◆ Datos
• • •
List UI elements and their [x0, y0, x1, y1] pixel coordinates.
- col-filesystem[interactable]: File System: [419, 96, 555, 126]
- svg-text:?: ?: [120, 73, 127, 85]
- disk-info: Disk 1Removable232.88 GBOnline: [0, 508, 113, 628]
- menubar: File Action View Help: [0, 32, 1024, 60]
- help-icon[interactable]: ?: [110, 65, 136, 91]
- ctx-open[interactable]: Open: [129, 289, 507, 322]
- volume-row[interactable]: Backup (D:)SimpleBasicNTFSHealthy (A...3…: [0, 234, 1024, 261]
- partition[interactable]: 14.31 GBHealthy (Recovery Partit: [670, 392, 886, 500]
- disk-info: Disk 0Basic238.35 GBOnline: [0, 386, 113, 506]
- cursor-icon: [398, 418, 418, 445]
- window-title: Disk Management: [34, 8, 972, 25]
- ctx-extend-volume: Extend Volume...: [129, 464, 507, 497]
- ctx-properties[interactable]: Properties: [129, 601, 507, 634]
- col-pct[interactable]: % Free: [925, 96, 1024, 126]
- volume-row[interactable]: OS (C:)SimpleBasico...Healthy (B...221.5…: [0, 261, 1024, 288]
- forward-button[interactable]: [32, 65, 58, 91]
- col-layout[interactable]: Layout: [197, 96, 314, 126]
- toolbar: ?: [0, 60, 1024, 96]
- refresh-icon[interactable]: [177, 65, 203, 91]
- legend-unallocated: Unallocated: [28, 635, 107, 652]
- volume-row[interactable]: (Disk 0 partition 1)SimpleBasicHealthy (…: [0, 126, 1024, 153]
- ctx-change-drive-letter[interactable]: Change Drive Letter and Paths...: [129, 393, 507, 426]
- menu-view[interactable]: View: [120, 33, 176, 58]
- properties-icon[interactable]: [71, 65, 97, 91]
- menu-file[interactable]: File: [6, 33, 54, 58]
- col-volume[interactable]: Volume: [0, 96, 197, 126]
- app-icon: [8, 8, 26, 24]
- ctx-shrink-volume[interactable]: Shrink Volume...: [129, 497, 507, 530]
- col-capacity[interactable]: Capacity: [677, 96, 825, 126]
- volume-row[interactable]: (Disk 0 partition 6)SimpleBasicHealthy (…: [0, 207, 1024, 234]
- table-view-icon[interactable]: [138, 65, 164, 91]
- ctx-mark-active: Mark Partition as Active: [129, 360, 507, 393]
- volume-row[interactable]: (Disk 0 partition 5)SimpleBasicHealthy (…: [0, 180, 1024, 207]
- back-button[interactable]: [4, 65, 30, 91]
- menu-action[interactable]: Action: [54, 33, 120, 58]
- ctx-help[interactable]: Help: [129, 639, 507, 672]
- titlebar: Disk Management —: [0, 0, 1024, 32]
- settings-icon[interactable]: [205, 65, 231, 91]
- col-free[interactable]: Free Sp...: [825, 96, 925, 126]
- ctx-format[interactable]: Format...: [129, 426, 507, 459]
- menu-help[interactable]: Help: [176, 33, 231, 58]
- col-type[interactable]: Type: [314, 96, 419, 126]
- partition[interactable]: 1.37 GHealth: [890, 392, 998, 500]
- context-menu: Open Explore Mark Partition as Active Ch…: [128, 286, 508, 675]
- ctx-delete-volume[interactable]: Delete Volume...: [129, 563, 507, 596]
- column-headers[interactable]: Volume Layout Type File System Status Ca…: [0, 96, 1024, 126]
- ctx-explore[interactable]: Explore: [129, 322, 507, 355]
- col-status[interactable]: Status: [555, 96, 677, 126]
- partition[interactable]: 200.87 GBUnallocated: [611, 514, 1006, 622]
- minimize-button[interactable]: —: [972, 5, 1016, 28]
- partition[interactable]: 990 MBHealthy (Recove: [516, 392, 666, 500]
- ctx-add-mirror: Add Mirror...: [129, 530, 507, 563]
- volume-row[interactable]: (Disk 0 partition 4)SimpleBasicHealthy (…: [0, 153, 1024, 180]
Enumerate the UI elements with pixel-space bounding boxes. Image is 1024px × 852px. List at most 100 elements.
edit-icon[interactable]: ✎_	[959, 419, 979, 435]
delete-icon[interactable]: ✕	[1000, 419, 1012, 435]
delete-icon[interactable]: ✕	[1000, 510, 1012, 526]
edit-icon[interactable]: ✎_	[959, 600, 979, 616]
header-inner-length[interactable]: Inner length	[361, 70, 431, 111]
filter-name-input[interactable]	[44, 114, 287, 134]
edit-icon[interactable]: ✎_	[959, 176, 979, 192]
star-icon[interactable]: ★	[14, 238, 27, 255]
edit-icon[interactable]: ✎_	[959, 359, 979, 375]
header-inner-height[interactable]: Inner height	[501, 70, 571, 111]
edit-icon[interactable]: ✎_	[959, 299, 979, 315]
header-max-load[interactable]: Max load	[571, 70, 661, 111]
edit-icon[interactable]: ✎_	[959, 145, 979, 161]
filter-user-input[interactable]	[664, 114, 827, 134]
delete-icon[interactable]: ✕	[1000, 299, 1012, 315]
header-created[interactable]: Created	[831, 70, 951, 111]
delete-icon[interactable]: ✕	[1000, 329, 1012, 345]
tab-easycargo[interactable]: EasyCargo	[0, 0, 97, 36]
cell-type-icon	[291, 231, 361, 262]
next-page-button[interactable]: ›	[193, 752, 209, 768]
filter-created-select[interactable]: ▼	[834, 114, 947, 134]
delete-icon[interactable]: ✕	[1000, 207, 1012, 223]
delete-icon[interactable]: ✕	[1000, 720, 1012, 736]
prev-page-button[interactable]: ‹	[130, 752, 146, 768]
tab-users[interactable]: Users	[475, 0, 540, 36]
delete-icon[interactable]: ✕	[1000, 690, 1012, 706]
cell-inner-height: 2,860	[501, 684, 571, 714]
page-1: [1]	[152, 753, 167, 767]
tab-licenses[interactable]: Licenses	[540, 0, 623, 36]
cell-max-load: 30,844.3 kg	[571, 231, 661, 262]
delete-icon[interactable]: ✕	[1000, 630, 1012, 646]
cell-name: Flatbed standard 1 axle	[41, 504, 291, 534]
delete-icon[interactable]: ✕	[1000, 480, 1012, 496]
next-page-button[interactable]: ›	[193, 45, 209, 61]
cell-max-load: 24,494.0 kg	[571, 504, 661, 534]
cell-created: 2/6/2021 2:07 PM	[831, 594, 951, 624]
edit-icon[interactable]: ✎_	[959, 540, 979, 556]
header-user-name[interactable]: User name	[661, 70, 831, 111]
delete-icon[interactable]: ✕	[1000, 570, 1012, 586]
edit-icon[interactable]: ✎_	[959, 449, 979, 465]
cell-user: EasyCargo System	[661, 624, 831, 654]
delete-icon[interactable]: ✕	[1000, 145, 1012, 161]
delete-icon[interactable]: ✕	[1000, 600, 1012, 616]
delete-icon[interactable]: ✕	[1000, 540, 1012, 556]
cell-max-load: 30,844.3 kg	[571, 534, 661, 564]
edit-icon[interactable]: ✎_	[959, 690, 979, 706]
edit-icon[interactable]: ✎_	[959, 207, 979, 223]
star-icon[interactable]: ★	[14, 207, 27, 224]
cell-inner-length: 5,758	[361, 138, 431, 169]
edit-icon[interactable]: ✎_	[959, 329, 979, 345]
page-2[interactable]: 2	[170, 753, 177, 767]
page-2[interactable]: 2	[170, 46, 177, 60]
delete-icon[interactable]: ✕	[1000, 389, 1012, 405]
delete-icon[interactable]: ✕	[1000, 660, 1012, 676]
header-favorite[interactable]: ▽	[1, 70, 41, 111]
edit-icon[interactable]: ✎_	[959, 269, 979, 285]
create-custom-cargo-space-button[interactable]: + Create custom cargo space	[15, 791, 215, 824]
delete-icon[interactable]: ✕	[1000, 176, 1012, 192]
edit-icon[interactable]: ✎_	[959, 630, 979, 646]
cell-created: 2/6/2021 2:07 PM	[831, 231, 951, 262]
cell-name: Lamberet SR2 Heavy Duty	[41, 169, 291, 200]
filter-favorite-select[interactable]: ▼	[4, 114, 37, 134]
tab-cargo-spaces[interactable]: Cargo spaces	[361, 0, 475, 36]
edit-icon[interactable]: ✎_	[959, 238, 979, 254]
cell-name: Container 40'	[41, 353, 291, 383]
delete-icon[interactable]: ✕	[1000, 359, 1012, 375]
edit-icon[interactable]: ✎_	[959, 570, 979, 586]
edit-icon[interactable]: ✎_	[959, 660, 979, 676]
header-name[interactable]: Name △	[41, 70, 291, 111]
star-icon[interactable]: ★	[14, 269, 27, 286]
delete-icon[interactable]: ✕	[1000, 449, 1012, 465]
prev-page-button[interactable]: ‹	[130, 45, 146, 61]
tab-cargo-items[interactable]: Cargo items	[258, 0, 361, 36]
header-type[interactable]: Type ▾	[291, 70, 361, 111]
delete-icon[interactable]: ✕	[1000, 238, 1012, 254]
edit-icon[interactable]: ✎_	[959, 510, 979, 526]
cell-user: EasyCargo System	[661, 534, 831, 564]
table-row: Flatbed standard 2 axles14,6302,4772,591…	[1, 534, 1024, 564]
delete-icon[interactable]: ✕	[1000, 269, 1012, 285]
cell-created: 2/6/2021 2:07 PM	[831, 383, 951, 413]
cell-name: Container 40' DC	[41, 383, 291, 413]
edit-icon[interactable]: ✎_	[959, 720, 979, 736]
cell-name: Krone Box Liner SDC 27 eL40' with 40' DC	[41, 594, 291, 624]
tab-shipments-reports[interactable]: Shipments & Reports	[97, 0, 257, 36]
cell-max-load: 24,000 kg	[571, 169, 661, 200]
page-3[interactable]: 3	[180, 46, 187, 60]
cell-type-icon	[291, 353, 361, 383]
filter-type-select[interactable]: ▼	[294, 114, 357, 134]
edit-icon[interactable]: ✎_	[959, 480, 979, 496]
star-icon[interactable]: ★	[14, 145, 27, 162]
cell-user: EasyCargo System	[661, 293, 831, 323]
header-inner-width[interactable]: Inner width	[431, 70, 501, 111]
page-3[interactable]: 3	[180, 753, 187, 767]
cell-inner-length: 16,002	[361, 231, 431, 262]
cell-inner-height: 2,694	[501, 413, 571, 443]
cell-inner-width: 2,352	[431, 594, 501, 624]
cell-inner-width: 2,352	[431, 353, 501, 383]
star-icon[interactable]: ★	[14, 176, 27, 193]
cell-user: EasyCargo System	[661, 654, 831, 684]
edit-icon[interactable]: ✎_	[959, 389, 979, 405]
• • •
◆ Qué hacer
Cambia "File System" por "Sistema de archivos" en las líneas que van desde la primera hasta la que contiene "- disk-info: Disk 1Removable232.88", ambas incluidas. Escribe solo esas líneas, sin ningún otro cambio.

◆ Respuesta final
List UI elements and their [x0, y0, x1, y1] pixel coordinates.
- col-filesystem[interactable]: Sistema de archivos: [419, 96, 555, 126]
- svg-text:?: ?: [120, 73, 127, 85]
- disk-info: Disk 1Removable232.88 GBOnline: [0, 508, 113, 628]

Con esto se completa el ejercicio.